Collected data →
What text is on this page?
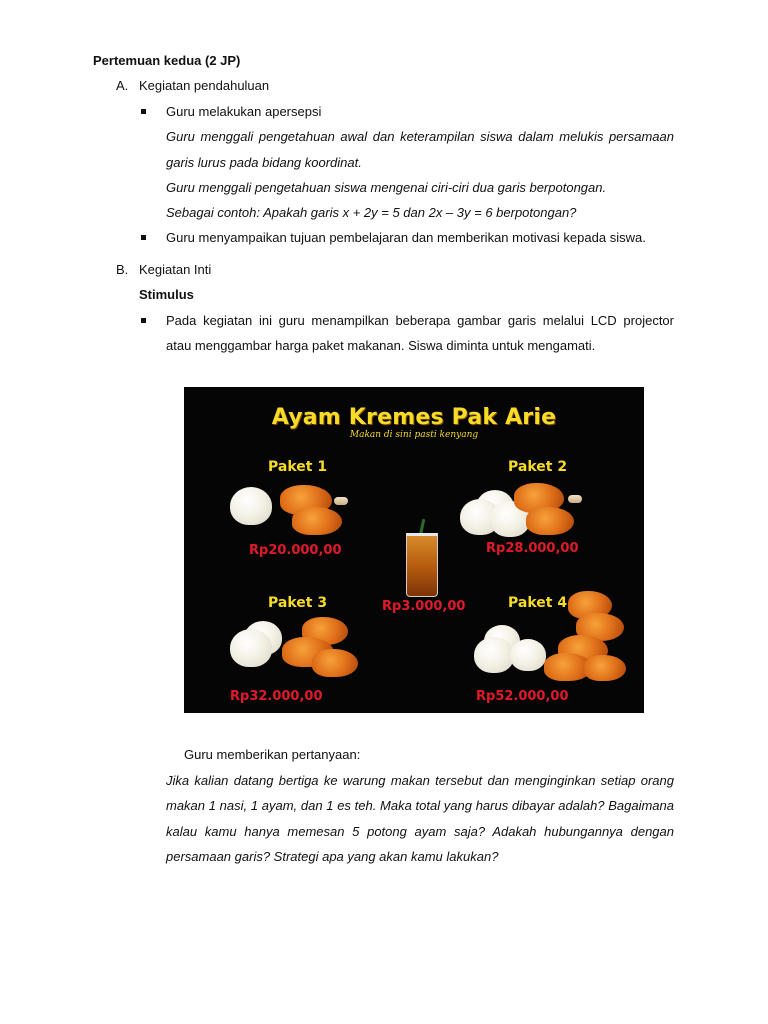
Pertemuan kedua (2 JP)
A. Kegiatan pendahuluan
Guru melakukan apersepsi
Guru menggali pengetahuan awal dan keterampilan siswa dalam melukis persamaan
garis lurus pada bidang koordinat.
Guru menggali pengetahuan siswa mengenai ciri-ciri dua garis berpotongan.
Sebagai contoh: Apakah garis x + 2y = 5 dan 2x – 3y = 6 berpotongan?
Guru menyampaikan tujuan pembelajaran dan memberikan motivasi kepada siswa.
B. Kegiatan Inti
Stimulus
Pada kegiatan ini guru menampilkan beberapa gambar garis melalui LCD projector
atau menggambar harga paket makanan. Siswa diminta untuk mengamati.
Ayam Kremes Pak Arie
Makan di sini pasti kenyang
Paket 1
Rp20.000,00
Paket 2
Rp28.000,00
Rp3.000,00
Paket 3
Rp32.000,00
Paket 4
Rp52.000,00
Guru memberikan pertanyaan:
Jika kalian datang bertiga ke warung makan tersebut dan menginginkan setiap orang
makan 1 nasi, 1 ayam, dan 1 es teh. Maka total yang harus dibayar adalah? Bagaimana
kalau kamu hanya memesan 5 potong ayam saja? Adakah hubungannya dengan
persamaan garis? Strategi apa yang akan kamu lakukan?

YOUR TASK → Copy each line exactly, and leave the pictures out of your copy.

COMPLETED EXERCISE →
What text is on this page?
Pertemuan kedua (2 JP)
A. Kegiatan pendahuluan
Guru melakukan apersepsi
Guru menggali pengetahuan awal dan keterampilan siswa dalam melukis persamaan
garis lurus pada bidang koordinat.
Guru menggali pengetahuan siswa mengenai ciri-ciri dua garis berpotongan.
Sebagai contoh: Apakah garis x + 2y = 5 dan 2x – 3y = 6 berpotongan?
Guru menyampaikan tujuan pembelajaran dan memberikan motivasi kepada siswa.
B. Kegiatan Inti
Stimulus
Pada kegiatan ini guru menampilkan beberapa gambar garis melalui LCD projector
atau menggambar harga paket makanan. Siswa diminta untuk mengamati.
Ayam Kremes Pak Arie
Makan di sini pasti kenyang
Paket 1
Rp20.000,00
Paket 2
Rp28.000,00
Rp3.000,00
Paket 3
Rp32.000,00
Paket 4
Rp52.000,00
Guru memberikan pertanyaan:
Jika kalian datang bertiga ke warung makan tersebut dan menginginkan setiap orang
makan 1 nasi, 1 ayam, dan 1 es teh. Maka total yang harus dibayar adalah? Bagaimana
kalau kamu hanya memesan 5 potong ayam saja? Adakah hubungannya dengan
persamaan garis? Strategi apa yang akan kamu lakukan?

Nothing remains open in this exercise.